How many lines in the listing below include the word "Республики"? Reply with the count alone.

━━━━━━━━━━━━━━━━━━━━

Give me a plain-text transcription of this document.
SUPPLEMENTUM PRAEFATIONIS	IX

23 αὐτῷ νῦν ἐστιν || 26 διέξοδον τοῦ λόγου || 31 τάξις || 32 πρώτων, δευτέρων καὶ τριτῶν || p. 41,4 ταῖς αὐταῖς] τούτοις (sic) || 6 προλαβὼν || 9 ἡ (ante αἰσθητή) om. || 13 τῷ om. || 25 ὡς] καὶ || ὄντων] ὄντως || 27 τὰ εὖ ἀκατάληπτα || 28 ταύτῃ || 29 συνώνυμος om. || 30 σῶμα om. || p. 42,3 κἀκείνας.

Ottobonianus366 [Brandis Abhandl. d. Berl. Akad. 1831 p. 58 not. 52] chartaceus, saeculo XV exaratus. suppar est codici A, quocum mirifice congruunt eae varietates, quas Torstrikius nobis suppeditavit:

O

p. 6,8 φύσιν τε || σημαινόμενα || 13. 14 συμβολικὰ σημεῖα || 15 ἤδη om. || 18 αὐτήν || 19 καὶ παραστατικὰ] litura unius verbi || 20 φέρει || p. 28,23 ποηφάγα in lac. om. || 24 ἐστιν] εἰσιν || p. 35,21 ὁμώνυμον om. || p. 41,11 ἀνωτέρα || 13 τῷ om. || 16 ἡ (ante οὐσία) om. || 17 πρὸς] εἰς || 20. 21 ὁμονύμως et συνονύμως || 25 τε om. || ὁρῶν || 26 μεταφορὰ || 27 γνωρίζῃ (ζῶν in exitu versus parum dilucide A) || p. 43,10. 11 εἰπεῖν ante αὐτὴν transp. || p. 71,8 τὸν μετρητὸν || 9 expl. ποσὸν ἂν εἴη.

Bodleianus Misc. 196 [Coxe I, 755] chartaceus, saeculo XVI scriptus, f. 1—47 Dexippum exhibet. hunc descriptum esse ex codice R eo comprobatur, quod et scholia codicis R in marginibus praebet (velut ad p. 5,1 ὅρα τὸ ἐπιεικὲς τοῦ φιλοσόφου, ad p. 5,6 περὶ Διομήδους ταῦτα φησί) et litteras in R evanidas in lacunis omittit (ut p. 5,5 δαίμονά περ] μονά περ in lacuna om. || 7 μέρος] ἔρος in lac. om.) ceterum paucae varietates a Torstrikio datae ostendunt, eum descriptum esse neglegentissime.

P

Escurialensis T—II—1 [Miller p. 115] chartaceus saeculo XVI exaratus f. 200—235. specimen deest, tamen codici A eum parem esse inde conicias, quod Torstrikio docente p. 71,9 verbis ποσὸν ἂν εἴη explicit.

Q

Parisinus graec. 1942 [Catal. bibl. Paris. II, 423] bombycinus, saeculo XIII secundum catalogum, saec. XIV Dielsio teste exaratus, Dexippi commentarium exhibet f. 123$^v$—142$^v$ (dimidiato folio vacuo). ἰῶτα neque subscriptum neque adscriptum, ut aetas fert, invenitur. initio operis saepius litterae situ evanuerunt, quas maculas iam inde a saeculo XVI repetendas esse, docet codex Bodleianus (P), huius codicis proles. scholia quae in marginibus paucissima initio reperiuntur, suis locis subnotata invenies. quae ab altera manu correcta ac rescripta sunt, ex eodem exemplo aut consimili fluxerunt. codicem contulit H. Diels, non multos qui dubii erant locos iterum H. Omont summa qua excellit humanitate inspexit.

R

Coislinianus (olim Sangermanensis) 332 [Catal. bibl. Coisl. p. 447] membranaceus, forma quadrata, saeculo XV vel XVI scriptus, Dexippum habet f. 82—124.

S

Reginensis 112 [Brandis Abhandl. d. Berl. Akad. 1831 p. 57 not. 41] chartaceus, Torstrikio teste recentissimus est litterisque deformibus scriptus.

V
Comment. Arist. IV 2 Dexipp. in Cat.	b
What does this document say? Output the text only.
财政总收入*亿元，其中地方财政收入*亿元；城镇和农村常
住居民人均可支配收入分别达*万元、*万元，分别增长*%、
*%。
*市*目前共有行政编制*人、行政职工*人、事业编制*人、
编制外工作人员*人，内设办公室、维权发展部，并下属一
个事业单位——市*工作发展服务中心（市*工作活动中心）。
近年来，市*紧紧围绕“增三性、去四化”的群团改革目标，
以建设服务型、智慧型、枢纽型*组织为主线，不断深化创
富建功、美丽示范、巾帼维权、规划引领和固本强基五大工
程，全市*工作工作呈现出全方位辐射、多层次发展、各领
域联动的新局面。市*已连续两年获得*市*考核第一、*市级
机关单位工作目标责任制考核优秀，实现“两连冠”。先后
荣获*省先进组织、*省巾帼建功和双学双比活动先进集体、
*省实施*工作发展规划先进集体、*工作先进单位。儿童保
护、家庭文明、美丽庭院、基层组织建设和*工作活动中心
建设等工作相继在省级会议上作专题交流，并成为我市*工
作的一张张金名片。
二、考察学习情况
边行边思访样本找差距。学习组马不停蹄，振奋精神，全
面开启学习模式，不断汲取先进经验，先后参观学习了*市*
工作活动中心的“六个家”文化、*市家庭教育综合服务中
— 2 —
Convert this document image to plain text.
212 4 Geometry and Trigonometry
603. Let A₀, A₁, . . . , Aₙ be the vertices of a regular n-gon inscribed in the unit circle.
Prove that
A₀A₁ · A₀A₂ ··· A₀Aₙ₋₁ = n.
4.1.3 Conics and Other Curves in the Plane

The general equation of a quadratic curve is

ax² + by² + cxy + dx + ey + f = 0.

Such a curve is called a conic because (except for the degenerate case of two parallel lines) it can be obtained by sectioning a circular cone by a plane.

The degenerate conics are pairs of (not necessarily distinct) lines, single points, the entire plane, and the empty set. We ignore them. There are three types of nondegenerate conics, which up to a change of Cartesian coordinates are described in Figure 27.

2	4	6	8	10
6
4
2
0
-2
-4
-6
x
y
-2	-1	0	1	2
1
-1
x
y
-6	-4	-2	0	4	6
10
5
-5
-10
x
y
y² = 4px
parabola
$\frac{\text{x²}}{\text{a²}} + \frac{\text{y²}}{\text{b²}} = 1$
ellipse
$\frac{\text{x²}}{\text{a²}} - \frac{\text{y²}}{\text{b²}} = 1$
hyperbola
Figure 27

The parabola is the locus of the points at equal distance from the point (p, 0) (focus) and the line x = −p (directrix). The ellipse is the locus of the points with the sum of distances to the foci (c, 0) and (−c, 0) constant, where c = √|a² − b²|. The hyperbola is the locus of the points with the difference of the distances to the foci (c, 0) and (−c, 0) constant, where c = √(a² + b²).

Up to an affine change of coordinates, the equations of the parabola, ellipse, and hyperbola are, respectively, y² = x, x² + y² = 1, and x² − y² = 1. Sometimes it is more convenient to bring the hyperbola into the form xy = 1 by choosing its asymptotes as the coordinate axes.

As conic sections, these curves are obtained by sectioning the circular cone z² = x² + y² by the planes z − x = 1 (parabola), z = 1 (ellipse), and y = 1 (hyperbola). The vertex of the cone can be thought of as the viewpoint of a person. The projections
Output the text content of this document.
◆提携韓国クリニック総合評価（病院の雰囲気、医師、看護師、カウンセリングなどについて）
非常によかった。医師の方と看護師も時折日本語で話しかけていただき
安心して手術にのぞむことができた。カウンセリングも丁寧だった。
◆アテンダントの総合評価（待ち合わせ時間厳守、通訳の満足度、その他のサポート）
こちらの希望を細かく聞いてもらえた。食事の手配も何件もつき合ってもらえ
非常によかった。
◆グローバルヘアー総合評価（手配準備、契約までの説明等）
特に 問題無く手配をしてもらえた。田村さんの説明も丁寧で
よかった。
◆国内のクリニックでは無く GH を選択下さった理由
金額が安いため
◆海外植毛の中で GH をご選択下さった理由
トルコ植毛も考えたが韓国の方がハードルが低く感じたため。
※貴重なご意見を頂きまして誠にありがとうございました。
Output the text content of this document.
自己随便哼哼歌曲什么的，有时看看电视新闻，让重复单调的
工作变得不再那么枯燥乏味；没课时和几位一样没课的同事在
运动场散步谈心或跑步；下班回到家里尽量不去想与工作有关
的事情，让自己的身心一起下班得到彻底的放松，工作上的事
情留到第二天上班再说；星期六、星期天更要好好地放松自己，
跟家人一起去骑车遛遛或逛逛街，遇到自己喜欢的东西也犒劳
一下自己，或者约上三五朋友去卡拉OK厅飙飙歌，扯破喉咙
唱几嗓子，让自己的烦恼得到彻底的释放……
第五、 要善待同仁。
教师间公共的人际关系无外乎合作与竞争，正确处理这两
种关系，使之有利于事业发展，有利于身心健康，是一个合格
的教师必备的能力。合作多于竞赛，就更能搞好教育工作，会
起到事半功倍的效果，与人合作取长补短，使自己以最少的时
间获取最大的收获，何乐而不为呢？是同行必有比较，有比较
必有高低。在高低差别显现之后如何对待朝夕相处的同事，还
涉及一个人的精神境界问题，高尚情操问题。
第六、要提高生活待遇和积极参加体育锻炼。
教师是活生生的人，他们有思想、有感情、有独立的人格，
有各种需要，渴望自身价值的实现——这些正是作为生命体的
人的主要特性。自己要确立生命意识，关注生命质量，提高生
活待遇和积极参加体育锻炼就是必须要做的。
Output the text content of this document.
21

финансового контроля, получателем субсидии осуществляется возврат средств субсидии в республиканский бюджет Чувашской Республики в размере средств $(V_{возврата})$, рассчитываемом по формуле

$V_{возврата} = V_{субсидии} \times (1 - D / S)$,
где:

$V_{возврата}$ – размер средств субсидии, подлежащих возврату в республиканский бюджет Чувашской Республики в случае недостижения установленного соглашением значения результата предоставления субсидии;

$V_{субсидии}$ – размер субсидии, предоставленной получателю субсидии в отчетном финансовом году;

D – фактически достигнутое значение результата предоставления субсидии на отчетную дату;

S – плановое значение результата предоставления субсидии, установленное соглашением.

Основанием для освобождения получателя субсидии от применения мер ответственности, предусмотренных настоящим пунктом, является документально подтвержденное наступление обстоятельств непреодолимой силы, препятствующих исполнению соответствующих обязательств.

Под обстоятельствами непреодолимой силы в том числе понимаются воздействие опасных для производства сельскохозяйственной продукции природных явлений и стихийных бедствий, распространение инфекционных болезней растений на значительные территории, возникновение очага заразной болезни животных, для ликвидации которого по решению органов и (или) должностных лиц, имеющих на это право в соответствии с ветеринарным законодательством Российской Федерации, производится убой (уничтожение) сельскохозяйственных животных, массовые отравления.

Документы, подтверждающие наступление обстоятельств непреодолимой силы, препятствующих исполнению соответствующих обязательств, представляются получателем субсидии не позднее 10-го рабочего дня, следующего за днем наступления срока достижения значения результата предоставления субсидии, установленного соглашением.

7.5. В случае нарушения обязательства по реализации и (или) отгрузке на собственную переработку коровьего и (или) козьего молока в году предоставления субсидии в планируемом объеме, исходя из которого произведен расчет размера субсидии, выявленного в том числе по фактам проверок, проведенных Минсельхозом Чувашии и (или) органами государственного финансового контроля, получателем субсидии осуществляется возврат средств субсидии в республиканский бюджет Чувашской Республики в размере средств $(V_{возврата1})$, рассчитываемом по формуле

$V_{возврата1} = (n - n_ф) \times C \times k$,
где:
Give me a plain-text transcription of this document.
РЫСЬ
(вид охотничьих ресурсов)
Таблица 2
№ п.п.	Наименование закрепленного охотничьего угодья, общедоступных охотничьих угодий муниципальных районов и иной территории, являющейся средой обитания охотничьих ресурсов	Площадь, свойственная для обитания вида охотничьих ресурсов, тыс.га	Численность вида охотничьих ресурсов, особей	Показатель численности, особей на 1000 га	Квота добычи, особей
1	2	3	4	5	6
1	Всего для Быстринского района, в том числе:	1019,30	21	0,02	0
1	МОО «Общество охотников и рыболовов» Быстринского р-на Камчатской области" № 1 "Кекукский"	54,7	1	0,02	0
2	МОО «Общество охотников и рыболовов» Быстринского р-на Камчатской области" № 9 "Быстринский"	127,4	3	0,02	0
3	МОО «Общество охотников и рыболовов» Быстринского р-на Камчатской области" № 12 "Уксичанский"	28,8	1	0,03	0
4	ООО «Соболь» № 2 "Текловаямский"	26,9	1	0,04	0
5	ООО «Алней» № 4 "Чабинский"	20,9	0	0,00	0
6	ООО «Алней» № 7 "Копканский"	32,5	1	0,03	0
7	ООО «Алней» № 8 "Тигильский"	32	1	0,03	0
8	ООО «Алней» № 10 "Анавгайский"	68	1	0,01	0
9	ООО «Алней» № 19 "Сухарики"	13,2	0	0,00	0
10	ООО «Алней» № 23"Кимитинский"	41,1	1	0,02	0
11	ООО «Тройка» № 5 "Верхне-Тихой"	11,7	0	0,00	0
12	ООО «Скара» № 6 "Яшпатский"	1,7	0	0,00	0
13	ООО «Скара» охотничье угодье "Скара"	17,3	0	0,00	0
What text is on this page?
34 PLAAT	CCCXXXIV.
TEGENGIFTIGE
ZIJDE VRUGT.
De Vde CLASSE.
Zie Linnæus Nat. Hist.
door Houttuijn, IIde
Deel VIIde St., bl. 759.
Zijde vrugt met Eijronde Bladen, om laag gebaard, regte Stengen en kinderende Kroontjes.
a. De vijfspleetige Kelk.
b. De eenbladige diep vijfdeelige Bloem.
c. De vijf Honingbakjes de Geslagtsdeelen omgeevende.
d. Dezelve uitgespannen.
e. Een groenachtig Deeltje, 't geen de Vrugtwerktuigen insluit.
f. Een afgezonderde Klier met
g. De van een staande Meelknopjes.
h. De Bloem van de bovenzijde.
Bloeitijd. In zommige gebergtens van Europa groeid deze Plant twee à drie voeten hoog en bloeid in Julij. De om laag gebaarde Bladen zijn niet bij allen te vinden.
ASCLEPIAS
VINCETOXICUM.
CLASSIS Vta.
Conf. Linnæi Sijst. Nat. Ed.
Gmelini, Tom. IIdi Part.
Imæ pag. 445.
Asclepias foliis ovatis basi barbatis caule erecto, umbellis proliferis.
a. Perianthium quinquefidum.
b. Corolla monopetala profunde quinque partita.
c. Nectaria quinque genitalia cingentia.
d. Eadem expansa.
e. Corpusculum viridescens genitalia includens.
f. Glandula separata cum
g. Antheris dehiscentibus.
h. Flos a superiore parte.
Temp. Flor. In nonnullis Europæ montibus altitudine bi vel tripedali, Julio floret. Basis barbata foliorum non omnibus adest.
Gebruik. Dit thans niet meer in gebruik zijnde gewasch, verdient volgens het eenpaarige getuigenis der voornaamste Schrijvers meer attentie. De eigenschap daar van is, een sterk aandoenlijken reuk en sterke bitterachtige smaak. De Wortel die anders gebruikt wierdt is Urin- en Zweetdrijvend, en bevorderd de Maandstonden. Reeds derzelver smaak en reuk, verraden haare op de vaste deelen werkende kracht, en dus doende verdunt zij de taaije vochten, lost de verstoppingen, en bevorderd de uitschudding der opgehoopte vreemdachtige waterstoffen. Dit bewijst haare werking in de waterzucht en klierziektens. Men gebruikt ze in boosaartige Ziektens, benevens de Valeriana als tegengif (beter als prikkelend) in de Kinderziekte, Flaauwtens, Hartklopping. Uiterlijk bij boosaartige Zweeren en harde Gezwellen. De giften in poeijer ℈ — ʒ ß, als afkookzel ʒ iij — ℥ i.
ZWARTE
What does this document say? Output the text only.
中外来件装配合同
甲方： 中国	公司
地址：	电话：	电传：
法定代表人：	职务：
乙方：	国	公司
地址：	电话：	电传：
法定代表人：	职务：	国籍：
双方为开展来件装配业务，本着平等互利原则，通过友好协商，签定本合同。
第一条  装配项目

━━━━━━━━━━━━━━━━━━━━

ANSWER TO THE PROBLEM - 3